Data entries
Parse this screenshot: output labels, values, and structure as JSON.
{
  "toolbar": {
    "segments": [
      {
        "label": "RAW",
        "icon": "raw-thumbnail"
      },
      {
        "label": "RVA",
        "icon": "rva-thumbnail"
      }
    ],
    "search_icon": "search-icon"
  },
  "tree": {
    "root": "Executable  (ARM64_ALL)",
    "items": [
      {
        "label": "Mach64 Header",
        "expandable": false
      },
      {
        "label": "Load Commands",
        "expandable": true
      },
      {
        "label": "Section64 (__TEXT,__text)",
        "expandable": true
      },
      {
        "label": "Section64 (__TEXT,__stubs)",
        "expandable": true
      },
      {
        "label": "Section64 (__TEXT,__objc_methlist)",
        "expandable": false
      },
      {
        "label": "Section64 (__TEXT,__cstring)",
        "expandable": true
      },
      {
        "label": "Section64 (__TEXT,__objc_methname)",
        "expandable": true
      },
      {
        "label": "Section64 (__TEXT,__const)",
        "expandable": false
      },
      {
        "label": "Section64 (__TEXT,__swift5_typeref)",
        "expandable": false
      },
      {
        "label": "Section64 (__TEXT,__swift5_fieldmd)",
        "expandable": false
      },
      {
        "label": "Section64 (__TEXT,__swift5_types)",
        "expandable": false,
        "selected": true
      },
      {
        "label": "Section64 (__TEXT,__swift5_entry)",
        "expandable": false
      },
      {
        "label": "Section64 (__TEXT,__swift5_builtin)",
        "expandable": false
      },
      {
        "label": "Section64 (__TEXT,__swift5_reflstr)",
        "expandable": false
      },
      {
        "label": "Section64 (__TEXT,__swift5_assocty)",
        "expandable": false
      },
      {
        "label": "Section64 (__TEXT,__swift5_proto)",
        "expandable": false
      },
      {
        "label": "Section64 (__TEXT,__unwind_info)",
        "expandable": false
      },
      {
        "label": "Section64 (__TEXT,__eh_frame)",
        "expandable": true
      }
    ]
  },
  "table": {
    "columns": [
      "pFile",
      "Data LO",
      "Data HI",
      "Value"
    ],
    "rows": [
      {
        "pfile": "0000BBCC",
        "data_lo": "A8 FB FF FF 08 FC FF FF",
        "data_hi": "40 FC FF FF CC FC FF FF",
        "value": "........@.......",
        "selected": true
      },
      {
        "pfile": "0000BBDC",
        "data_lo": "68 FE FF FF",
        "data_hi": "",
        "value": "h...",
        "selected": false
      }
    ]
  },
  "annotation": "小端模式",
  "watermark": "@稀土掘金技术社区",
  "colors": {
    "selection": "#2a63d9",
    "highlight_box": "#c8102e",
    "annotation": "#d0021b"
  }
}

STATED GOAL —
Type the whole listing again, unaltered.

WRITTEN REPLY —
Parse this screenshot: output labels, values, and structure as JSON.
{
  "toolbar": {
    "segments": [
      {
        "label": "RAW",
        "icon": "raw-thumbnail"
      },
      {
        "label": "RVA",
        "icon": "rva-thumbnail"
      }
    ],
    "search_icon": "search-icon"
  },
  "tree": {
    "root": "Executable  (ARM64_ALL)",
    "items": [
      {
        "label": "Mach64 Header",
        "expandable": false
      },
      {
        "label": "Load Commands",
        "expandable": true
      },
      {
        "label": "Section64 (__TEXT,__text)",
        "expandable": true
      },
      {
        "label": "Section64 (__TEXT,__stubs)",
        "expandable": true
      },
      {
        "label": "Section64 (__TEXT,__objc_methlist)",
        "expandable": false
      },
      {
        "label": "Section64 (__TEXT,__cstring)",
        "expandable": true
      },
      {
        "label": "Section64 (__TEXT,__objc_methname)",
        "expandable": true
      },
      {
        "label": "Section64 (__TEXT,__const)",
        "expandable": false
      },
      {
        "label": "Section64 (__TEXT,__swift5_typeref)",
        "expandable": false
      },
      {
        "label": "Section64 (__TEXT,__swift5_fieldmd)",
        "expandable": false
      },
      {
        "label": "Section64 (__TEXT,__swift5_types)",
        "expandable": false,
        "selected": true
      },
      {
        "label": "Section64 (__TEXT,__swift5_entry)",
        "expandable": false
      },
      {
        "label": "Section64 (__TEXT,__swift5_builtin)",
        "expandable": false
      },
      {
        "label": "Section64 (__TEXT,__swift5_reflstr)",
        "expandable": false
      },
      {
        "label": "Section64 (__TEXT,__swift5_assocty)",
        "expandable": false
      },
      {
        "label": "Section64 (__TEXT,__swift5_proto)",
        "expandable": false
      },
      {
        "label": "Section64 (__TEXT,__unwind_info)",
        "expandable": false
      },
      {
        "label": "Section64 (__TEXT,__eh_frame)",
        "expandable": true
      }
    ]
  },
  "table": {
    "columns": [
      "pFile",
      "Data LO",
      "Data HI",
      "Value"
    ],
    "rows": [
      {
        "pfile": "0000BBCC",
        "data_lo": "A8 FB FF FF 08 FC FF FF",
        "data_hi": "40 FC FF FF CC FC FF FF",
        "value": "........@.......",
        "selected": true
      },
      {
        "pfile": "0000BBDC",
        "data_lo": "68 FE FF FF",
        "data_hi": "",
        "value": "h...",
        "selected": false
      }
    ]
  },
  "annotation": "小端模式",
  "watermark": "@稀土掘金技术社区",
  "colors": {
    "selection": "#2a63d9",
    "highlight_box": "#c8102e",
    "annotation": "#d0021b"
  }
}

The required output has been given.